- _Exercise goal_:
Restate every entry word for word.

- _Stored rows_:
_ _ _ _ _

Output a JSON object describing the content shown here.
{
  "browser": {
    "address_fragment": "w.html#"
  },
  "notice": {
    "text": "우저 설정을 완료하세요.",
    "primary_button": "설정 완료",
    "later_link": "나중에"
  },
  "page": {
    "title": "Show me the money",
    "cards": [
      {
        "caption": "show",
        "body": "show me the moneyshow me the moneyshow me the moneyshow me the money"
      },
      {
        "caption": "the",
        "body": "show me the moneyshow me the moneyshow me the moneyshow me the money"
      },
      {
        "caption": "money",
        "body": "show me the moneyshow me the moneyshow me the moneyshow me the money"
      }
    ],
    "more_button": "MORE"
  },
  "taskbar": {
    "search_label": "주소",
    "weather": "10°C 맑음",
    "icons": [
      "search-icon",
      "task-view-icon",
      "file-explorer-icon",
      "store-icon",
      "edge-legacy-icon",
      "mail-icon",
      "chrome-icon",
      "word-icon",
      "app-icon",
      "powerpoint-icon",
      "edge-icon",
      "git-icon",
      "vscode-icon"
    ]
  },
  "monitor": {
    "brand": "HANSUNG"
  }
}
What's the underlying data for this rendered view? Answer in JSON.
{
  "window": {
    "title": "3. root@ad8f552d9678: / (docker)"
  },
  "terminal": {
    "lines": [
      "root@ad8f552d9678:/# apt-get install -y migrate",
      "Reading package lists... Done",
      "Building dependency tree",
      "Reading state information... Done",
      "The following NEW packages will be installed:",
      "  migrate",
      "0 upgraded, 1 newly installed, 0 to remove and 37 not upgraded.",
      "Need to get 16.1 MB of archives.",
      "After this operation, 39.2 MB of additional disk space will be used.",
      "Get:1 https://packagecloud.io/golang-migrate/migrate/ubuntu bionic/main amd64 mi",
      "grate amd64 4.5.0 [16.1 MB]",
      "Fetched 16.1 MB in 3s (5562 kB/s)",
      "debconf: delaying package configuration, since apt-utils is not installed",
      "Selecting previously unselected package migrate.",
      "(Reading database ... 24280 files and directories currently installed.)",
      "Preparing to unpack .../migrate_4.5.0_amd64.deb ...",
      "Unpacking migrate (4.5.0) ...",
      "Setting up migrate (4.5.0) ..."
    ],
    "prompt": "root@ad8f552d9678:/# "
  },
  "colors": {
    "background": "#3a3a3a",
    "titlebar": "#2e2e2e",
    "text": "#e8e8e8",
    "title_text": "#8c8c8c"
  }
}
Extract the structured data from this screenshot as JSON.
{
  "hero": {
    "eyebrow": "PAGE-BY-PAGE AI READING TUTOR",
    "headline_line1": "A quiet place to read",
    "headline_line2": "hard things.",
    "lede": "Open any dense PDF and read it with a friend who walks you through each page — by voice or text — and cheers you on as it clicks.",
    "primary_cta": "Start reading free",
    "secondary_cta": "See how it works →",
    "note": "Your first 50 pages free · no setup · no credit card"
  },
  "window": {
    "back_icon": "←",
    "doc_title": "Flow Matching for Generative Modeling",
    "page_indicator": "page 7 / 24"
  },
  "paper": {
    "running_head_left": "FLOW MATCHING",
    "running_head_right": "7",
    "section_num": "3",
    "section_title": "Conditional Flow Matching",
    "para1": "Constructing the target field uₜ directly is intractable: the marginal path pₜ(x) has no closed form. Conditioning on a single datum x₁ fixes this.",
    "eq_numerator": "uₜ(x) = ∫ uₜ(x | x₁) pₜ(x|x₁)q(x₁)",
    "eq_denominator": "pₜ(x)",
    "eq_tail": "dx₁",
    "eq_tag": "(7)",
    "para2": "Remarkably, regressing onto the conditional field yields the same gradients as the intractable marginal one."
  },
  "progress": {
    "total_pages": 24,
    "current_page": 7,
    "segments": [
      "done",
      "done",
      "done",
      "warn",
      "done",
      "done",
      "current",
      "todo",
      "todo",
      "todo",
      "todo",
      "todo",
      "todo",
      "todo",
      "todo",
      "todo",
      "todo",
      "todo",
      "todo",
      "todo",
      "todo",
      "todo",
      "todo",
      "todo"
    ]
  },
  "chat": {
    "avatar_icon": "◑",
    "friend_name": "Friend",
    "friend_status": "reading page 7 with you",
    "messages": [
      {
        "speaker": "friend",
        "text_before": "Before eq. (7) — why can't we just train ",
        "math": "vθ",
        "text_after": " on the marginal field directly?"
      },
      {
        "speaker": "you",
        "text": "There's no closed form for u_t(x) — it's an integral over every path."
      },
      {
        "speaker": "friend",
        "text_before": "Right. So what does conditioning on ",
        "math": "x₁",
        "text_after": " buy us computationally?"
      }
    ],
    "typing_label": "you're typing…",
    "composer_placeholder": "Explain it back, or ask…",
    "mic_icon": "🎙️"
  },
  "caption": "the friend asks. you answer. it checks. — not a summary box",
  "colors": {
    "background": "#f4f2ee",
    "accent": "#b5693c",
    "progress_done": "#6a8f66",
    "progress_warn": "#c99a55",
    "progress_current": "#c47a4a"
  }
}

_ _ _ _ _

- _Written solution_:
Output a JSON object describing the content shown here.
{
  "browser": {
    "address_fragment": "w.html#"
  },
  "notice": {
    "text": "우저 설정을 완료하세요.",
    "primary_button": "설정 완료",
    "later_link": "나중에"
  },
  "page": {
    "title": "Show me the money",
    "cards": [
      {
        "caption": "show",
        "body": "show me the moneyshow me the moneyshow me the moneyshow me the money"
      },
      {
        "caption": "the",
        "body": "show me the moneyshow me the moneyshow me the moneyshow me the money"
      },
      {
        "caption": "money",
        "body": "show me the moneyshow me the moneyshow me the moneyshow me the money"
      }
    ],
    "more_button": "MORE"
  },
  "taskbar": {
    "search_label": "주소",
    "weather": "10°C 맑음",
    "icons": [
      "search-icon",
      "task-view-icon",
      "file-explorer-icon",
      "store-icon",
      "edge-legacy-icon",
      "mail-icon",
      "chrome-icon",
      "word-icon",
      "app-icon",
      "powerpoint-icon",
      "edge-icon",
      "git-icon",
      "vscode-icon"
    ]
  },
  "monitor": {
    "brand": "HANSUNG"
  }
}
What's the underlying data for this rendered view? Answer in JSON.
{
  "window": {
    "title": "3. root@ad8f552d9678: / (docker)"
  },
  "terminal": {
    "lines": [
      "root@ad8f552d9678:/# apt-get install -y migrate",
      "Reading package lists... Done",
      "Building dependency tree",
      "Reading state information... Done",
      "The following NEW packages will be installed:",
      "  migrate",
      "0 upgraded, 1 newly installed, 0 to remove and 37 not upgraded.",
      "Need to get 16.1 MB of archives.",
      "After this operation, 39.2 MB of additional disk space will be used.",
      "Get:1 https://packagecloud.io/golang-migrate/migrate/ubuntu bionic/main amd64 mi",
      "grate amd64 4.5.0 [16.1 MB]",
      "Fetched 16.1 MB in 3s (5562 kB/s)",
      "debconf: delaying package configuration, since apt-utils is not installed",
      "Selecting previously unselected package migrate.",
      "(Reading database ... 24280 files and directories currently installed.)",
      "Preparing to unpack .../migrate_4.5.0_amd64.deb ...",
      "Unpacking migrate (4.5.0) ...",
      "Setting up migrate (4.5.0) ..."
    ],
    "prompt": "root@ad8f552d9678:/# "
  },
  "colors": {
    "background": "#3a3a3a",
    "titlebar": "#2e2e2e",
    "text": "#e8e8e8",
    "title_text": "#8c8c8c"
  }
}
Extract the structured data from this screenshot as JSON.
{
  "hero": {
    "eyebrow": "PAGE-BY-PAGE AI READING TUTOR",
    "headline_line1": "A quiet place to read",
    "headline_line2": "hard things.",
    "lede": "Open any dense PDF and read it with a friend who walks you through each page — by voice or text — and cheers you on as it clicks.",
    "primary_cta": "Start reading free",
    "secondary_cta": "See how it works →",
    "note": "Your first 50 pages free · no setup · no credit card"
  },
  "window": {
    "back_icon": "←",
    "doc_title": "Flow Matching for Generative Modeling",
    "page_indicator": "page 7 / 24"
  },
  "paper": {
    "running_head_left": "FLOW MATCHING",
    "running_head_right": "7",
    "section_num": "3",
    "section_title": "Conditional Flow Matching",
    "para1": "Constructing the target field uₜ directly is intractable: the marginal path pₜ(x) has no closed form. Conditioning on a single datum x₁ fixes this.",
    "eq_numerator": "uₜ(x) = ∫ uₜ(x | x₁) pₜ(x|x₁)q(x₁)",
    "eq_denominator": "pₜ(x)",
    "eq_tail": "dx₁",
    "eq_tag": "(7)",
    "para2": "Remarkably, regressing onto the conditional field yields the same gradients as the intractable marginal one."
  },
  "progress": {
    "total_pages": 24,
    "current_page": 7,
    "segments": [
      "done",
      "done",
      "done",
      "warn",
      "done",
      "done",
      "current",
      "todo",
      "todo",
      "todo",
      "todo",
      "todo",
      "todo",
      "todo",
      "todo",
      "todo",
      "todo",
      "todo",
      "todo",
      "todo",
      "todo",
      "todo",
      "todo",
      "todo"
    ]
  },
  "chat": {
    "avatar_icon": "◑",
    "friend_name": "Friend",
    "friend_status": "reading page 7 with you",
    "messages": [
      {
        "speaker": "friend",
        "text_before": "Before eq. (7) — why can't we just train ",
        "math": "vθ",
        "text_after": " on the marginal field directly?"
      },
      {
        "speaker": "you",
        "text": "There's no closed form for u_t(x) — it's an integral over every path."
      },
      {
        "speaker": "friend",
        "text_before": "Right. So what does conditioning on ",
        "math": "x₁",
        "text_after": " buy us computationally?"
      }
    ],
    "typing_label": "you're typing…",
    "composer_placeholder": "Explain it back, or ask…",
    "mic_icon": "🎙️"
  },
  "caption": "the friend asks. you answer. it checks. — not a summary box",
  "colors": {
    "background": "#f4f2ee",
    "accent": "#b5693c",
    "progress_done": "#6a8f66",
    "progress_warn": "#c99a55",
    "progress_current": "#c47a4a"
  }
}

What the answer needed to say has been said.